BEGIN

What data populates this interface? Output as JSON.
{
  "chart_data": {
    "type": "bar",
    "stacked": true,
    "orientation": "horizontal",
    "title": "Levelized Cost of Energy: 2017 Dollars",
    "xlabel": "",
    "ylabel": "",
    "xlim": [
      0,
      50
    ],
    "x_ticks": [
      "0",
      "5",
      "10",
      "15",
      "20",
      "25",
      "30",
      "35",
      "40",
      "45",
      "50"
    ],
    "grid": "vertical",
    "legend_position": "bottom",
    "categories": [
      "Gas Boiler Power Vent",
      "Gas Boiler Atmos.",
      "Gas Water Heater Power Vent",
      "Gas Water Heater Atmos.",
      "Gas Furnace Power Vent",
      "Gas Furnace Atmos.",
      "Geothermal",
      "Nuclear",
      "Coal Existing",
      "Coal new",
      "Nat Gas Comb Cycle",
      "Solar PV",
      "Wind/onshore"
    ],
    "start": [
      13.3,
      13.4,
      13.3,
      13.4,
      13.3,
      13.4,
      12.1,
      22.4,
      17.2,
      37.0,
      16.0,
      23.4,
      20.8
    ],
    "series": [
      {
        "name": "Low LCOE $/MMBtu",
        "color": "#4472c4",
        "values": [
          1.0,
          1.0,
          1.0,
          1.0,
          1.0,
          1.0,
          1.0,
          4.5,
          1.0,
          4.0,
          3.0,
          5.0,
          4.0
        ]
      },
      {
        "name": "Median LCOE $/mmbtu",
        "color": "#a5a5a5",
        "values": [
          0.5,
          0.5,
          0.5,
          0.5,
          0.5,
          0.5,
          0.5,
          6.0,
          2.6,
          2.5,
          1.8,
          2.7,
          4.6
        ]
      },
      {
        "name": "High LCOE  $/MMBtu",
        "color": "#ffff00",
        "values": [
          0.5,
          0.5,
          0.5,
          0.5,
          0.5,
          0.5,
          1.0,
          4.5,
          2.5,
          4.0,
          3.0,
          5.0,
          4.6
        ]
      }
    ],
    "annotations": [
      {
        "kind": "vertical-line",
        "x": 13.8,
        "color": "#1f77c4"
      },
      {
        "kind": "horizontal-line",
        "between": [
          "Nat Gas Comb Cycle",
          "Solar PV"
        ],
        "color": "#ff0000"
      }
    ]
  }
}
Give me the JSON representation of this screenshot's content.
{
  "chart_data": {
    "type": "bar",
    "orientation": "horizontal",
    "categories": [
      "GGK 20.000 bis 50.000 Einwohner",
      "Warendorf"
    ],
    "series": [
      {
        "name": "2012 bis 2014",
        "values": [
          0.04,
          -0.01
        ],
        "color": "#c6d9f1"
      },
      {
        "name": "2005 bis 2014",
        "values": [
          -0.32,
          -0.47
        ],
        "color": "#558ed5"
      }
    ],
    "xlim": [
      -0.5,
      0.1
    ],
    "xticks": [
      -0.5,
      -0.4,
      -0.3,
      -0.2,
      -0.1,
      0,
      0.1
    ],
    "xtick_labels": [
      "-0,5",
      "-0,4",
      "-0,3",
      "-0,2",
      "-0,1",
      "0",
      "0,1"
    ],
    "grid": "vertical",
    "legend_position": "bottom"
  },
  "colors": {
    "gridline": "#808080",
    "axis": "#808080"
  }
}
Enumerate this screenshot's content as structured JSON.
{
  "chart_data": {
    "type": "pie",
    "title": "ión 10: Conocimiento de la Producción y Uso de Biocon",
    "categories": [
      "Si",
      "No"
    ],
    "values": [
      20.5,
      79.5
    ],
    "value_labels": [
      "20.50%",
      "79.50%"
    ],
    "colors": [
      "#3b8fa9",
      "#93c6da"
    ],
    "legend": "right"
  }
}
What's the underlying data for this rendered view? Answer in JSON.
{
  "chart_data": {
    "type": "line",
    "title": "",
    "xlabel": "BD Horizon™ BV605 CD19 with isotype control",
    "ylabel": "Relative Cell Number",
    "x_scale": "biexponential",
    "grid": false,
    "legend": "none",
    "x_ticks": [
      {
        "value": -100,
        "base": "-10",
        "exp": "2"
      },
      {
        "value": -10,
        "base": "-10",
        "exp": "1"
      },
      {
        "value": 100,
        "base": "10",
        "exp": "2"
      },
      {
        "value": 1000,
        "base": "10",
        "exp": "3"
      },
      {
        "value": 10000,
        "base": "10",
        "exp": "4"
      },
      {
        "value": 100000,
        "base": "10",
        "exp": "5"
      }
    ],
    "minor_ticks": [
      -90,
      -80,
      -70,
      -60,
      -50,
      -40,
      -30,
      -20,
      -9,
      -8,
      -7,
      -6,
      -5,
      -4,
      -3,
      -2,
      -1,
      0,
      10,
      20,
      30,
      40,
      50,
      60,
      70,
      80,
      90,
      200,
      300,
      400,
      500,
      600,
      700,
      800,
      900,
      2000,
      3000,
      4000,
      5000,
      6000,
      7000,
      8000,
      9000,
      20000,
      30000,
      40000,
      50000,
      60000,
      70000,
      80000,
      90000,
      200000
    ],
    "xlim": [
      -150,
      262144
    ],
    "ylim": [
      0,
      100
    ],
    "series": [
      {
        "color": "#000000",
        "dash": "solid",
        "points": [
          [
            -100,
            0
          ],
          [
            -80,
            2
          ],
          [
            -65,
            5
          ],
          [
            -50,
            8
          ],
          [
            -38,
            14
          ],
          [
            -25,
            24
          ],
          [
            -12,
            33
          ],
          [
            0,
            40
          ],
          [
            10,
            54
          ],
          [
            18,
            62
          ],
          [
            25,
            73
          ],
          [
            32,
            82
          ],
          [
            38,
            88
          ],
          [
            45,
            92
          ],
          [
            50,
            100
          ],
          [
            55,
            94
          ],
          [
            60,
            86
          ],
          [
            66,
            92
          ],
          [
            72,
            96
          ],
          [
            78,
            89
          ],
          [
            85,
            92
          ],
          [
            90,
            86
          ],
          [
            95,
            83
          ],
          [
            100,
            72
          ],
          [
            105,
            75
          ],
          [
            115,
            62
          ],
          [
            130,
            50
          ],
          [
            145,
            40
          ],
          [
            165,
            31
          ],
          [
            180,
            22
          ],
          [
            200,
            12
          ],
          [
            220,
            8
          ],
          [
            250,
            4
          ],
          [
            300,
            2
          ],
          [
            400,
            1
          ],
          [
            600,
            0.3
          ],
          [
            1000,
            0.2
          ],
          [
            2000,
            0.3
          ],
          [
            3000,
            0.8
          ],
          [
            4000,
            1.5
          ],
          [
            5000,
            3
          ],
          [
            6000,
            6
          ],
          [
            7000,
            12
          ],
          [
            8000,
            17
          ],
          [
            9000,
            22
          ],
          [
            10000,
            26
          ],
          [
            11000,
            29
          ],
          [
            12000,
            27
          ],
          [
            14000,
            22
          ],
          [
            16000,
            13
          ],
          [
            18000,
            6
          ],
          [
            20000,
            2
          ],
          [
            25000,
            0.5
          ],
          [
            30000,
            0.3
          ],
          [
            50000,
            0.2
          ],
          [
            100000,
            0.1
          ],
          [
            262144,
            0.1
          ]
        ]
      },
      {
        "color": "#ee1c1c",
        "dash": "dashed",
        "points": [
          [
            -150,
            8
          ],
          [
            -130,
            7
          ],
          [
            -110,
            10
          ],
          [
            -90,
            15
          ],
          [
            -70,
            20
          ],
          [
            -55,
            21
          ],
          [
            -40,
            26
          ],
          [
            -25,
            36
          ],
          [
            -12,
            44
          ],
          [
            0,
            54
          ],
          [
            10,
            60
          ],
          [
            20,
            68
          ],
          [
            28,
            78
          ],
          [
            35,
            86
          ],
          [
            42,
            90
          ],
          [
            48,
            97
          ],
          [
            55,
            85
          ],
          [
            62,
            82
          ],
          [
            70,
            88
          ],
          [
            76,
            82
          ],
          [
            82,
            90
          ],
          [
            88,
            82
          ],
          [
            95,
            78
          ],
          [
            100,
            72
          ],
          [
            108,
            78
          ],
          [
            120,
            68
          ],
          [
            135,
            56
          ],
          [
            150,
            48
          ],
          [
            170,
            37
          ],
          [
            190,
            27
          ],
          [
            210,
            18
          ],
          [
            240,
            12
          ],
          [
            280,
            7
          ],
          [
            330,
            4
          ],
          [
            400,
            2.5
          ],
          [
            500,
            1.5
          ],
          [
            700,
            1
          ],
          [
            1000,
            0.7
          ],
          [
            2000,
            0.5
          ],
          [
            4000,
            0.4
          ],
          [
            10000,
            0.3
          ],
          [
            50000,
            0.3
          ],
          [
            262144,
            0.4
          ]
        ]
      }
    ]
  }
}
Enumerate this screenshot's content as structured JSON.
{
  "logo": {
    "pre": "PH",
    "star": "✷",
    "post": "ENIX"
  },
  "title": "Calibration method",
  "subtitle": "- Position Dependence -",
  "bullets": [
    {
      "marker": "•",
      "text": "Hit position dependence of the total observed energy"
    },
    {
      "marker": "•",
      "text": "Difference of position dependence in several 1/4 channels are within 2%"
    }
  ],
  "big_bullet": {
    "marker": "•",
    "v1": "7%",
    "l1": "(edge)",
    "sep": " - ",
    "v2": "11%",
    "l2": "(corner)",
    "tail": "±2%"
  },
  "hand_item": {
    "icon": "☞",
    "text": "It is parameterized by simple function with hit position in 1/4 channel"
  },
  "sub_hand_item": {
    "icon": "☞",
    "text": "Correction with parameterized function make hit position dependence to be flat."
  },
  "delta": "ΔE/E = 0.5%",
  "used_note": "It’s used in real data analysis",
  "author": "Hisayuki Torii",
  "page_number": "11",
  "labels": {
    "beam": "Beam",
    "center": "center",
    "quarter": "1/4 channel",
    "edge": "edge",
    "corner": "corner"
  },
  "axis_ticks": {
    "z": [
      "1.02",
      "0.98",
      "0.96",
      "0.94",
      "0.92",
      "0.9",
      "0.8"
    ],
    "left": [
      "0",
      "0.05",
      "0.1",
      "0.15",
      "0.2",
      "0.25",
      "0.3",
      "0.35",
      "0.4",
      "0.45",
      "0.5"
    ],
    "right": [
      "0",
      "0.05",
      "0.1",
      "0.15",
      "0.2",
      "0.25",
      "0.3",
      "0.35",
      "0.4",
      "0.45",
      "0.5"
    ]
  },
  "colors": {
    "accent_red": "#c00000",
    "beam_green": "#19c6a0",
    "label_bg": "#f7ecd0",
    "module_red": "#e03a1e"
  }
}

END

**What needs to be done**
Show every line from the entries above in which "LCOE" appears.

**Output for this exercise**
        "name": "Low LCOE $/MMBtu",
        "name": "Median LCOE $/mmbtu",
        "name": "High LCOE  $/MMBtu",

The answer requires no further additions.